§ **THE REQUEST**
Reply with only the number of lines that contain the string "details".

++++++

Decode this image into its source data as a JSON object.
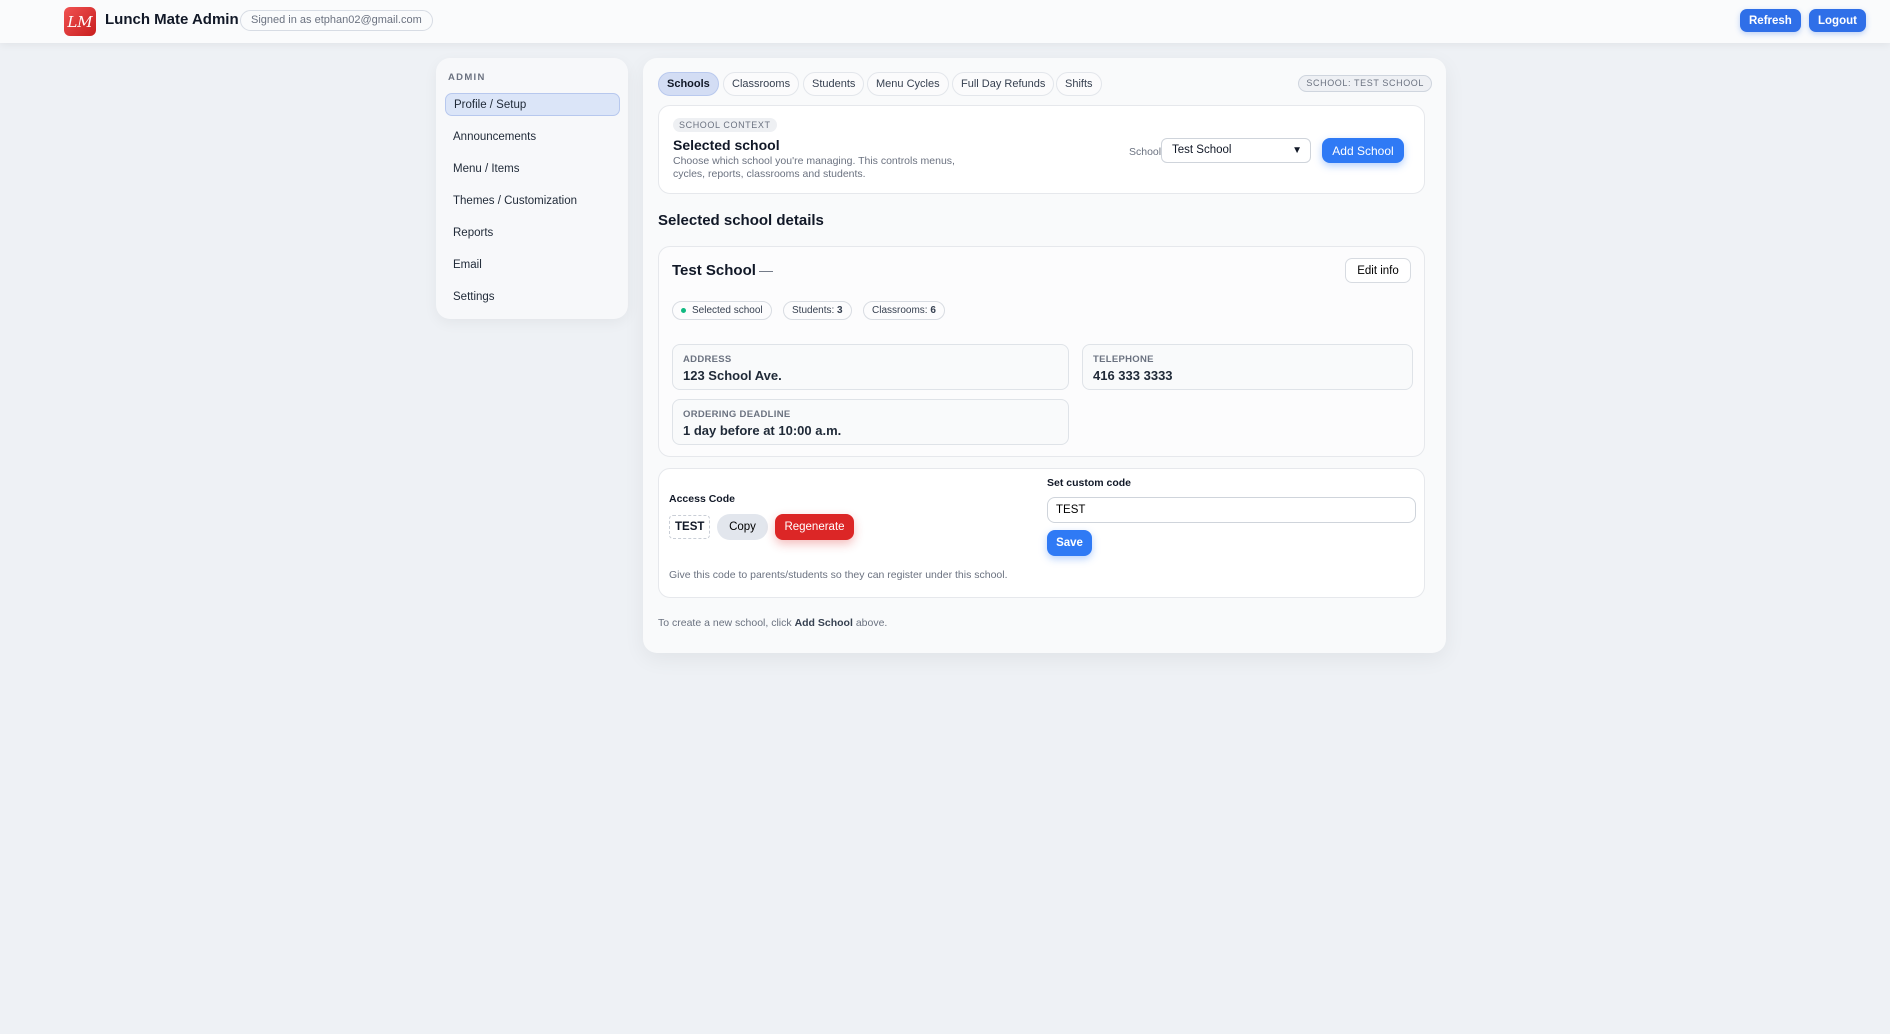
{
  "header": {
    "logo_text": "LM",
    "title": "Lunch Mate Admin",
    "signed_in": "Signed in as etphan02@gmail.com",
    "refresh": "Refresh",
    "logout": "Logout"
  },
  "sidebar": {
    "heading": "ADMIN",
    "items": [
      {
        "label": "Profile / Setup"
      },
      {
        "label": "Announcements"
      },
      {
        "label": "Menu / Items"
      },
      {
        "label": "Themes / Customization"
      },
      {
        "label": "Reports"
      },
      {
        "label": "Email"
      },
      {
        "label": "Settings"
      }
    ]
  },
  "tabs": [
    {
      "label": "Schools"
    },
    {
      "label": "Classrooms"
    },
    {
      "label": "Students"
    },
    {
      "label": "Menu Cycles"
    },
    {
      "label": "Full Day Refunds"
    },
    {
      "label": "Shifts"
    }
  ],
  "school_pill": "SCHOOL: TEST SCHOOL",
  "context": {
    "tag": "SCHOOL CONTEXT",
    "title": "Selected school",
    "desc1": "Choose which school you're managing. This controls menus,",
    "desc2": "cycles, reports, classrooms and students.",
    "select_label": "School",
    "selected": "Test School",
    "add": "Add School"
  },
  "details": {
    "heading": "Selected school details",
    "name": "Test School",
    "dash": "—",
    "edit": "Edit info",
    "chip_selected": "Selected school",
    "students_label": "Students:",
    "students": "3",
    "classrooms_label": "Classrooms:",
    "classrooms": "6",
    "address_label": "ADDRESS",
    "address": "123 School Ave.",
    "telephone_label": "TELEPHONE",
    "telephone": "416 333 3333",
    "deadline_label": "ORDERING DEADLINE",
    "deadline": "1 day before at 10:00 a.m."
  },
  "access": {
    "label": "Access Code",
    "code": "TEST",
    "copy": "Copy",
    "regenerate": "Regenerate",
    "hint": "Give this code to parents/students so they can register under this school.",
    "custom_label": "Set custom code",
    "custom_value": "TEST",
    "save": "Save"
  },
  "footer": {
    "pre": "To create a new school, click ",
    "bold": "Add School",
    "post": " above."
  },
  "colors": {
    "primary": "#2f7af5",
    "danger": "#dc2626",
    "status_dot": "#10b981"
  }
}
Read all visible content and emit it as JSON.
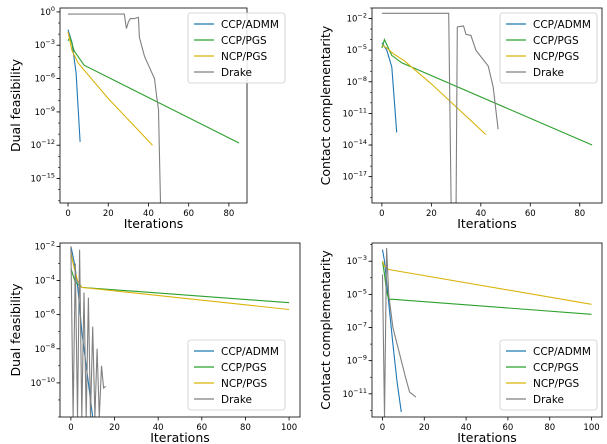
{
  "colors": {
    "CCP/ADMM": "#1f77b4",
    "CCP/PGS": "#2ca02c",
    "NCP/PGS": "#dbb40c",
    "Drake": "#808080"
  },
  "chart_data": [
    {
      "type": "line",
      "xlabel": "Iterations",
      "ylabel": "Dual feasibility",
      "yscale": "log",
      "xlim": [
        -4,
        89
      ],
      "ylim_exp": [
        -17.2,
        0.35
      ],
      "xticks": [
        0,
        20,
        40,
        60,
        80
      ],
      "yticks": [
        {
          "exp": 0,
          "label": "10^0"
        },
        {
          "exp": -3,
          "label": "10^-3"
        },
        {
          "exp": -6,
          "label": "10^-6"
        },
        {
          "exp": -9,
          "label": "10^-9"
        },
        {
          "exp": -12,
          "label": "10^-12"
        },
        {
          "exp": -15,
          "label": "10^-15"
        }
      ],
      "legend": "top-right",
      "series": [
        {
          "name": "CCP/ADMM",
          "points": [
            [
              0,
              -1.6
            ],
            [
              2,
              -2.8
            ],
            [
              4,
              -5.5
            ],
            [
              6,
              -11.7
            ]
          ]
        },
        {
          "name": "CCP/PGS",
          "points": [
            [
              0,
              -2.6
            ],
            [
              1,
              -2.3
            ],
            [
              3,
              -3.5
            ],
            [
              8,
              -4.8
            ],
            [
              85,
              -11.8
            ]
          ]
        },
        {
          "name": "NCP/PGS",
          "points": [
            [
              0,
              -1.8
            ],
            [
              2,
              -3.5
            ],
            [
              5,
              -4.6
            ],
            [
              20,
              -7.8
            ],
            [
              42,
              -12.0
            ]
          ]
        },
        {
          "name": "Drake",
          "points": [
            [
              0,
              -0.2
            ],
            [
              28,
              -0.2
            ],
            [
              29,
              -1.5
            ],
            [
              30,
              -0.9
            ],
            [
              31,
              -0.6
            ],
            [
              33,
              -0.6
            ],
            [
              35,
              -0.5
            ],
            [
              35.5,
              -2.3
            ],
            [
              38,
              -4.0
            ],
            [
              43,
              -6.0
            ],
            [
              44,
              -7.5
            ],
            [
              45,
              -8.8
            ],
            [
              46,
              -17.2
            ],
            [
              47,
              -17.2
            ]
          ]
        }
      ]
    },
    {
      "type": "line",
      "xlabel": "Iterations",
      "ylabel": "Contact complementarity",
      "yscale": "log",
      "xlim": [
        -4,
        89
      ],
      "ylim_exp": [
        -19.5,
        -1.0
      ],
      "xticks": [
        0,
        20,
        40,
        60,
        80
      ],
      "yticks": [
        {
          "exp": -2,
          "label": "10^-2"
        },
        {
          "exp": -5,
          "label": "10^-5"
        },
        {
          "exp": -8,
          "label": "10^-8"
        },
        {
          "exp": -11,
          "label": "10^-11"
        },
        {
          "exp": -14,
          "label": "10^-14"
        },
        {
          "exp": -17,
          "label": "10^-17"
        }
      ],
      "legend": "top-right",
      "series": [
        {
          "name": "CCP/ADMM",
          "points": [
            [
              0,
              -4.3
            ],
            [
              2,
              -5.0
            ],
            [
              4,
              -6.6
            ],
            [
              6,
              -12.8
            ]
          ]
        },
        {
          "name": "CCP/PGS",
          "points": [
            [
              0,
              -4.8
            ],
            [
              1,
              -4.0
            ],
            [
              4,
              -5.5
            ],
            [
              8,
              -6.2
            ],
            [
              85,
              -14.0
            ]
          ]
        },
        {
          "name": "NCP/PGS",
          "points": [
            [
              0,
              -4.5
            ],
            [
              2,
              -4.8
            ],
            [
              5,
              -5.4
            ],
            [
              9,
              -6.0
            ],
            [
              20,
              -8.2
            ],
            [
              42,
              -13.0
            ]
          ]
        },
        {
          "name": "Drake",
          "points": [
            [
              0,
              -1.5
            ],
            [
              27,
              -1.5
            ],
            [
              28,
              -19.5
            ],
            [
              30,
              -19.5
            ],
            [
              30.5,
              -2.8
            ],
            [
              33,
              -2.7
            ],
            [
              34,
              -3.5
            ],
            [
              36,
              -3.6
            ],
            [
              38,
              -5.0
            ],
            [
              43,
              -6.5
            ],
            [
              45,
              -8.5
            ],
            [
              47,
              -12.5
            ]
          ]
        }
      ]
    },
    {
      "type": "line",
      "xlabel": "Iterations",
      "ylabel": "Dual feasibility",
      "yscale": "log",
      "xlim": [
        -5,
        105
      ],
      "ylim_exp": [
        -12.0,
        -1.8
      ],
      "xticks": [
        0,
        20,
        40,
        60,
        80,
        100
      ],
      "yticks": [
        {
          "exp": -2,
          "label": "10^-2"
        },
        {
          "exp": -4,
          "label": "10^-4"
        },
        {
          "exp": -6,
          "label": "10^-6"
        },
        {
          "exp": -8,
          "label": "10^-8"
        },
        {
          "exp": -10,
          "label": "10^-10"
        }
      ],
      "legend": "bottom-right",
      "series": [
        {
          "name": "CCP/ADMM",
          "points": [
            [
              0,
              -2.0
            ],
            [
              1,
              -2.6
            ],
            [
              2,
              -3.3
            ],
            [
              3,
              -4.3
            ],
            [
              4,
              -5.5
            ],
            [
              5,
              -7.0
            ],
            [
              6,
              -8.0
            ],
            [
              7,
              -9.0
            ],
            [
              8,
              -10.0
            ],
            [
              9,
              -11.0
            ],
            [
              10,
              -12.0
            ]
          ]
        },
        {
          "name": "CCP/PGS",
          "points": [
            [
              0,
              -3.3
            ],
            [
              2,
              -4.1
            ],
            [
              5,
              -4.4
            ],
            [
              100,
              -5.3
            ]
          ]
        },
        {
          "name": "NCP/PGS",
          "points": [
            [
              0,
              -2.3
            ],
            [
              1,
              -3.0
            ],
            [
              3,
              -4.0
            ],
            [
              5,
              -4.4
            ],
            [
              100,
              -5.7
            ]
          ]
        },
        {
          "name": "Drake",
          "points": [
            [
              0,
              -2.0
            ],
            [
              1,
              -12.0
            ],
            [
              2,
              -3.0
            ],
            [
              3,
              -12.0
            ],
            [
              4,
              -2.2
            ],
            [
              5,
              -12.0
            ],
            [
              6,
              -4.7
            ],
            [
              7,
              -12.0
            ],
            [
              8,
              -5.0
            ],
            [
              9,
              -12.0
            ],
            [
              10,
              -6.7
            ],
            [
              11,
              -12.0
            ],
            [
              12,
              -8.0
            ],
            [
              13,
              -12.0
            ],
            [
              14,
              -9.0
            ],
            [
              15,
              -10.3
            ],
            [
              16,
              -10.2
            ]
          ]
        }
      ]
    },
    {
      "type": "line",
      "xlabel": "Iterations",
      "ylabel": "Contact complementarity",
      "yscale": "log",
      "xlim": [
        -5,
        105
      ],
      "ylim_exp": [
        -12.4,
        -1.9
      ],
      "xticks": [
        0,
        20,
        40,
        60,
        80,
        100
      ],
      "yticks": [
        {
          "exp": -3,
          "label": "10^-3"
        },
        {
          "exp": -5,
          "label": "10^-5"
        },
        {
          "exp": -7,
          "label": "10^-7"
        },
        {
          "exp": -9,
          "label": "10^-9"
        },
        {
          "exp": -11,
          "label": "10^-11"
        }
      ],
      "legend": "bottom-right",
      "series": [
        {
          "name": "CCP/ADMM",
          "points": [
            [
              0,
              -2.3
            ],
            [
              1,
              -3.0
            ],
            [
              3,
              -5.5
            ],
            [
              5,
              -8.0
            ],
            [
              7,
              -10.3
            ],
            [
              9,
              -12.1
            ]
          ]
        },
        {
          "name": "CCP/PGS",
          "points": [
            [
              0,
              -3.0
            ],
            [
              1,
              -3.8
            ],
            [
              2,
              -4.8
            ],
            [
              3,
              -5.3
            ],
            [
              5,
              -5.3
            ],
            [
              100,
              -6.2
            ]
          ]
        },
        {
          "name": "NCP/PGS",
          "points": [
            [
              0,
              -3.0
            ],
            [
              1,
              -3.3
            ],
            [
              3,
              -3.5
            ],
            [
              100,
              -5.6
            ]
          ]
        },
        {
          "name": "Drake",
          "points": [
            [
              0,
              -3.8
            ],
            [
              1,
              -12.4
            ],
            [
              2,
              -2.2
            ],
            [
              3,
              -5.0
            ],
            [
              5,
              -7.0
            ],
            [
              8,
              -8.5
            ],
            [
              11,
              -10.0
            ],
            [
              13,
              -10.9
            ],
            [
              16,
              -11.2
            ]
          ]
        }
      ]
    }
  ]
}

++++++

§ **TASK RESULT**
2